§ **REQUIREMENTS**
Which lines below hold the word "name"? Copy all of them.

┄┄┄┄┄┄

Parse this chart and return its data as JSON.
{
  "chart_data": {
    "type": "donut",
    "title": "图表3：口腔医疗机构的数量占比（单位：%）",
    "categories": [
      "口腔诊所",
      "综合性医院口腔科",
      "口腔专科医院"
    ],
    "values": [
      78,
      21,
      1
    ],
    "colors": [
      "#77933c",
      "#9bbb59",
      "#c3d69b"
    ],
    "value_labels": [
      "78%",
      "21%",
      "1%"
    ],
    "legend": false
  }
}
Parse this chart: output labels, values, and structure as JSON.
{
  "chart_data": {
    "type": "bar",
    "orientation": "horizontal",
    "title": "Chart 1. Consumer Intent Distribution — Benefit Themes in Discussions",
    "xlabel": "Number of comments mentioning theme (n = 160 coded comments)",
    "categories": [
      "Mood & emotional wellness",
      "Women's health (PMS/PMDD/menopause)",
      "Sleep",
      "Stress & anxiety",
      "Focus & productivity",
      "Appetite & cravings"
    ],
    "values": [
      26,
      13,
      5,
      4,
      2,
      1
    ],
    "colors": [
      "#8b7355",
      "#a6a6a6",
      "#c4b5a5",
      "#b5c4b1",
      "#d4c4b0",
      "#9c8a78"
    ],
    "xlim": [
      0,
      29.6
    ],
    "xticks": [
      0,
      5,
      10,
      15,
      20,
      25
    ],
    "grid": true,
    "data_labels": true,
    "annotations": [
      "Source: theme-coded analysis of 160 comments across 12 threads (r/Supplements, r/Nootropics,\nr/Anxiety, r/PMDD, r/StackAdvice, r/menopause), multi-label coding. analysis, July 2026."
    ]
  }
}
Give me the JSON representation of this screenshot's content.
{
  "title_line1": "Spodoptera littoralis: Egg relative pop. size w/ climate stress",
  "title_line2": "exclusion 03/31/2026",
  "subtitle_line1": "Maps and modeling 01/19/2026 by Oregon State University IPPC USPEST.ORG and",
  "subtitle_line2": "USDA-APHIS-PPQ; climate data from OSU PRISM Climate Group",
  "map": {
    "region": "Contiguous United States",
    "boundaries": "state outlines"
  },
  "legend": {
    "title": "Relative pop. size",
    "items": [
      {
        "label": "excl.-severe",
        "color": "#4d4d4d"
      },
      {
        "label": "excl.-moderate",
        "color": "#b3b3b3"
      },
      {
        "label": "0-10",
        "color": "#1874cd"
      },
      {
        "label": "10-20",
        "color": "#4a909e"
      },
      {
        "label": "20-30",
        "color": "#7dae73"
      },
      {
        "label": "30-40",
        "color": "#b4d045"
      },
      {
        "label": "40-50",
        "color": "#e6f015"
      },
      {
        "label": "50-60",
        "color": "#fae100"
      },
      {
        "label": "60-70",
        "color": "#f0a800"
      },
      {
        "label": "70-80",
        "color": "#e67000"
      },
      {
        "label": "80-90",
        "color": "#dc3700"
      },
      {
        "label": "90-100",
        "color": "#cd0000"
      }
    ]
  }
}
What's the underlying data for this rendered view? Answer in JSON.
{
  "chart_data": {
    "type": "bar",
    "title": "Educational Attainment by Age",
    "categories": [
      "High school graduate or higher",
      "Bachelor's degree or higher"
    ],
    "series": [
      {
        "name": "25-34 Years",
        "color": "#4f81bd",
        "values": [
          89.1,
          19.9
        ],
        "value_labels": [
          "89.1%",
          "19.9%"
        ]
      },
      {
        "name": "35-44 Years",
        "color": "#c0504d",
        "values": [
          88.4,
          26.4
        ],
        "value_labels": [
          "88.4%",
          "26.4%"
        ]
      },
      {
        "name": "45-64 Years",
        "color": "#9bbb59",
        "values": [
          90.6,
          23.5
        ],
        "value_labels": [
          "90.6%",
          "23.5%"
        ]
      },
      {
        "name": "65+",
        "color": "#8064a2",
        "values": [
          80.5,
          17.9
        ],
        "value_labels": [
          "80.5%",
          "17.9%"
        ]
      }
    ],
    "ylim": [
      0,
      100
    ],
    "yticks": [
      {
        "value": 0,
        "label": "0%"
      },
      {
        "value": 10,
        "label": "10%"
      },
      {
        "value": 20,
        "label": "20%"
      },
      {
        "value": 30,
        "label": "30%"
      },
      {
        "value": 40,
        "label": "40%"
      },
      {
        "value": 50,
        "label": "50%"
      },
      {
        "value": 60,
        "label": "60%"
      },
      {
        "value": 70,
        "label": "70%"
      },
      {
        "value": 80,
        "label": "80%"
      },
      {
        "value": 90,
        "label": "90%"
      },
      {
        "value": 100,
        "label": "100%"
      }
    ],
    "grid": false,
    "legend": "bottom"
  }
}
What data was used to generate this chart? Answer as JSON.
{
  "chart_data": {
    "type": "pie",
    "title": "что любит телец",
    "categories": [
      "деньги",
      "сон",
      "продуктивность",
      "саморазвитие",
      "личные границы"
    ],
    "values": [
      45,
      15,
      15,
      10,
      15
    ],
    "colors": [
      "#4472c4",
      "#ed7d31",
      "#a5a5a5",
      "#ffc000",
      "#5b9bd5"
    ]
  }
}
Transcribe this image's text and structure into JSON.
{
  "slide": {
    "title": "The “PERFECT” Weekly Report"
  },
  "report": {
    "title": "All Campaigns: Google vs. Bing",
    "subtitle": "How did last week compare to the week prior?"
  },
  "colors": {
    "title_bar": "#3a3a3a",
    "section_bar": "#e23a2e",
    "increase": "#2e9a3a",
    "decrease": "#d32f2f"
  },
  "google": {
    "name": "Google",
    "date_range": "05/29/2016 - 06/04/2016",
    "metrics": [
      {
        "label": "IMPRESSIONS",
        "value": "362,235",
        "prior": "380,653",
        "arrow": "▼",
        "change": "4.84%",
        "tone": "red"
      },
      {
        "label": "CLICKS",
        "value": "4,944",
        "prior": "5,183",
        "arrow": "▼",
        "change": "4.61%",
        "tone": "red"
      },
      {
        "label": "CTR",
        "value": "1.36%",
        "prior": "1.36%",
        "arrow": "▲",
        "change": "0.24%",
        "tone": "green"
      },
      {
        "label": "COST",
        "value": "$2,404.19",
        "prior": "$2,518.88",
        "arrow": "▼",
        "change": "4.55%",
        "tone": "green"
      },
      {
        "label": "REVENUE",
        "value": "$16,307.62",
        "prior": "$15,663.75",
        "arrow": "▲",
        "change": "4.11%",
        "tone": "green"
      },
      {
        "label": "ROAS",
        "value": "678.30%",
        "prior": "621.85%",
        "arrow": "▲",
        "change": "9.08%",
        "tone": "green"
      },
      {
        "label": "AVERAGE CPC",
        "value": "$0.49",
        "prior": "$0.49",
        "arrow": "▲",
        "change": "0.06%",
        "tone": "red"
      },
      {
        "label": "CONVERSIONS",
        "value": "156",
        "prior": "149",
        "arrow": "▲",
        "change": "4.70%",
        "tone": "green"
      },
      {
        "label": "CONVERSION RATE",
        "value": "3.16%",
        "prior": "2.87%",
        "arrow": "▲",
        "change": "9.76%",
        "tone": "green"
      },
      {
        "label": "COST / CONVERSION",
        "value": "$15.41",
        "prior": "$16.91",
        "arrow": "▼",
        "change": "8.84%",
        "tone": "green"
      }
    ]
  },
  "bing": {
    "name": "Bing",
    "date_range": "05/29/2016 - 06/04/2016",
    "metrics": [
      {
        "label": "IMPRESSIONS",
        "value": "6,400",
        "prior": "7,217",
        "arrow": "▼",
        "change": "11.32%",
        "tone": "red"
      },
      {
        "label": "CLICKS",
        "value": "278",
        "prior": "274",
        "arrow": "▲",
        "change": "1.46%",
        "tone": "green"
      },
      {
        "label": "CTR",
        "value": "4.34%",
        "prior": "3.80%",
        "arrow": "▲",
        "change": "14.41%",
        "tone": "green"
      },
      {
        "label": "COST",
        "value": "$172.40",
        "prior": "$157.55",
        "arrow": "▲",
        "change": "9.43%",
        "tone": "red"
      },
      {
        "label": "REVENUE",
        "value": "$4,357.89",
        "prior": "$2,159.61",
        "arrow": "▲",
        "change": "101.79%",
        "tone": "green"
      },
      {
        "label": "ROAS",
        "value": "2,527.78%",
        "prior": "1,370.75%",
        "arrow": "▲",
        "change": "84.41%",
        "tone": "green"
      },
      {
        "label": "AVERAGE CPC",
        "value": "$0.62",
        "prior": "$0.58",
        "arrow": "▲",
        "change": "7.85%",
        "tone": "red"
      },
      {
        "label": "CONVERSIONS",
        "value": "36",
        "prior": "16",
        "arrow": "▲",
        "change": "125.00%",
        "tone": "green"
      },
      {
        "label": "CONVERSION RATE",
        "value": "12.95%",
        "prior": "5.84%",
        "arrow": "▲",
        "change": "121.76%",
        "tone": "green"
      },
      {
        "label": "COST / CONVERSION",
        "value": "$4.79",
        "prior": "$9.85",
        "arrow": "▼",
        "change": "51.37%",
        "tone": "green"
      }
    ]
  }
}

┄┄┄┄┄┄

§ **FINAL RESULT**
        "name": "25-34 Years",
        "name": "35-44 Years",
        "name": "45-64 Years",
        "name": "65+",
    "name": "Google",
    "name": "Bing",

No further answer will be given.